● **Instructions to follow**
Pull out every line containing the string "JSON".

== Supplied data ==

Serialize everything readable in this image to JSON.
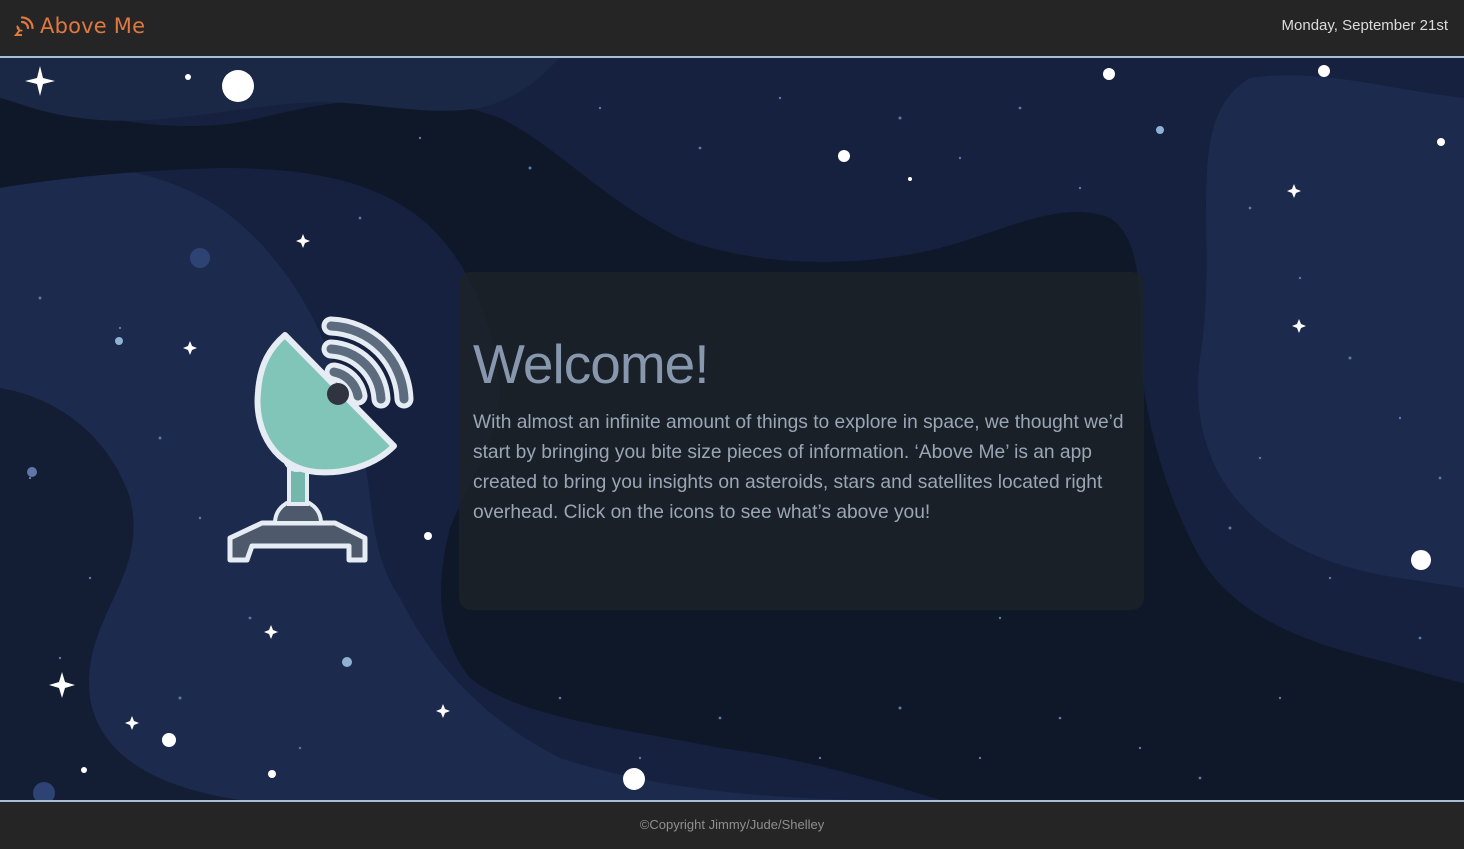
{
  "header": {
    "brand_name": "Above Me",
    "brand_icon": "satellite-signal-icon",
    "date": "Monday, September 21st",
    "accent_color": "#e0783f"
  },
  "hero": {
    "title": "Welcome!",
    "body": "With almost an infinite amount of things to explore in space, we thought we’d start by bringing you bite size pieces of information. ‘Above Me’ is an app created to bring you insights on asteroids, stars and satellites located right overhead. Click on the icons to see what’s above you!",
    "icon": "satellite-dish-icon",
    "dish_color": "#80c5b8"
  },
  "footer": {
    "copyright": "©Copyright Jimmy/Jude/Shelley"
  }
}
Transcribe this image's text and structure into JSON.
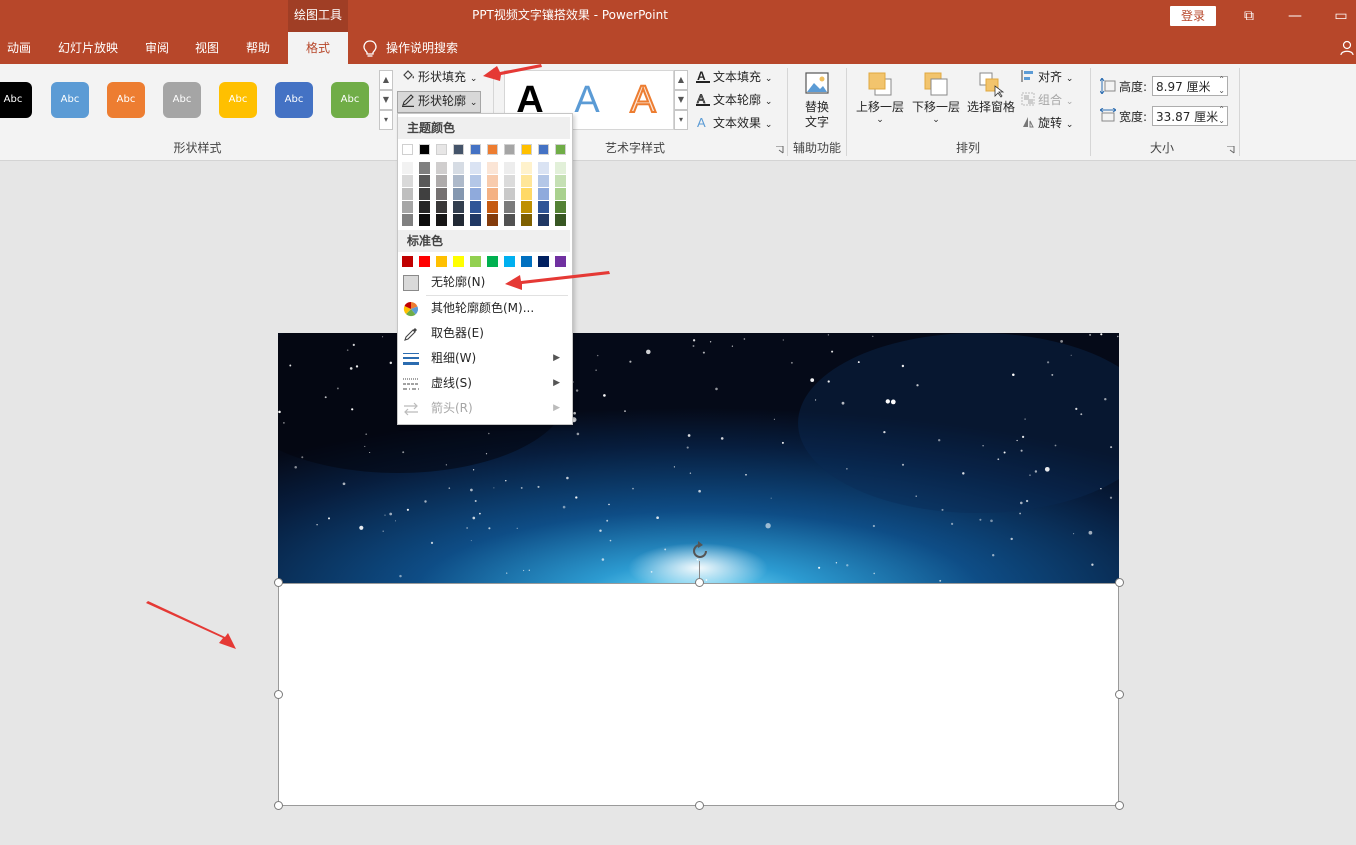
{
  "window": {
    "context_tab": "绘图工具",
    "title": "PPT视频文字镶搭效果  -  PowerPoint",
    "login": "登录",
    "restore_glyph": "⧉",
    "minimize_glyph": "—",
    "maximize_glyph": "▭"
  },
  "tabs": [
    {
      "label": "动画"
    },
    {
      "label": "幻灯片放映"
    },
    {
      "label": "审阅"
    },
    {
      "label": "视图"
    },
    {
      "label": "帮助"
    },
    {
      "label": "格式",
      "active": true
    }
  ],
  "tell_me": "操作说明搜索",
  "ribbon": {
    "shape_styles": {
      "label": "形状样式",
      "swatch_text": "Abc",
      "swatches": [
        "#000000",
        "#5b9bd5",
        "#ed7d31",
        "#a5a5a5",
        "#ffc000",
        "#4472c4",
        "#70ad47"
      ],
      "shape_fill": "形状填充",
      "shape_outline": "形状轮廓"
    },
    "wordart": {
      "label": "艺术字样式",
      "letter": "A",
      "text_fill": "文本填充",
      "text_outline": "文本轮廓",
      "text_effects": "文本效果"
    },
    "accessibility": {
      "label": "辅助功能",
      "alt_text_line1": "替换",
      "alt_text_line2": "文字"
    },
    "arrange": {
      "label": "排列",
      "bring_forward": "上移一层",
      "send_backward": "下移一层",
      "selection_pane": "选择窗格",
      "align": "对齐",
      "group": "组合",
      "rotate": "旋转"
    },
    "size": {
      "label": "大小",
      "height_label": "高度:",
      "height_value": "8.97 厘米",
      "width_label": "宽度:",
      "width_value": "33.87 厘米"
    }
  },
  "outline_menu": {
    "theme_colors_header": "主题颜色",
    "theme_top": [
      "#ffffff",
      "#000000",
      "#e7e6e6",
      "#44546a",
      "#4472c4",
      "#ed7d31",
      "#a5a5a5",
      "#ffc000",
      "#4472c4",
      "#70ad47"
    ],
    "theme_shades": [
      [
        "#f2f2f2",
        "#d9d9d9",
        "#bfbfbf",
        "#a6a6a6",
        "#808080"
      ],
      [
        "#7f7f7f",
        "#595959",
        "#404040",
        "#262626",
        "#0d0d0d"
      ],
      [
        "#d0cece",
        "#aeabab",
        "#757171",
        "#3a3838",
        "#171616"
      ],
      [
        "#d6dce4",
        "#adb9ca",
        "#8497b0",
        "#333f4f",
        "#222a35"
      ],
      [
        "#dae3f3",
        "#b4c7e7",
        "#8faadc",
        "#2f5597",
        "#203864"
      ],
      [
        "#fbe5d6",
        "#f8cbad",
        "#f4b183",
        "#c55a11",
        "#843c0c"
      ],
      [
        "#ededed",
        "#dbdbdb",
        "#c9c9c9",
        "#7b7b7b",
        "#525252"
      ],
      [
        "#fff2cc",
        "#ffe699",
        "#ffd966",
        "#bf9000",
        "#7f6000"
      ],
      [
        "#dae3f3",
        "#b4c7e7",
        "#8faadc",
        "#2f5597",
        "#203864"
      ],
      [
        "#e2f0d9",
        "#c5e0b4",
        "#a9d18e",
        "#548235",
        "#385723"
      ]
    ],
    "standard_colors_header": "标准色",
    "standard_colors": [
      "#c00000",
      "#ff0000",
      "#ffc000",
      "#ffff00",
      "#92d050",
      "#00b050",
      "#00b0f0",
      "#0070c0",
      "#002060",
      "#7030a0"
    ],
    "no_outline": "无轮廓(N)",
    "more_colors": "其他轮廓颜色(M)...",
    "eyedropper": "取色器(E)",
    "weight": "粗细(W)",
    "dashes": "虚线(S)",
    "arrows": "箭头(R)"
  }
}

===

● **Task result**
Serialize everything readable in this image to JSON.
Transcribe this image's text and structure into JSON.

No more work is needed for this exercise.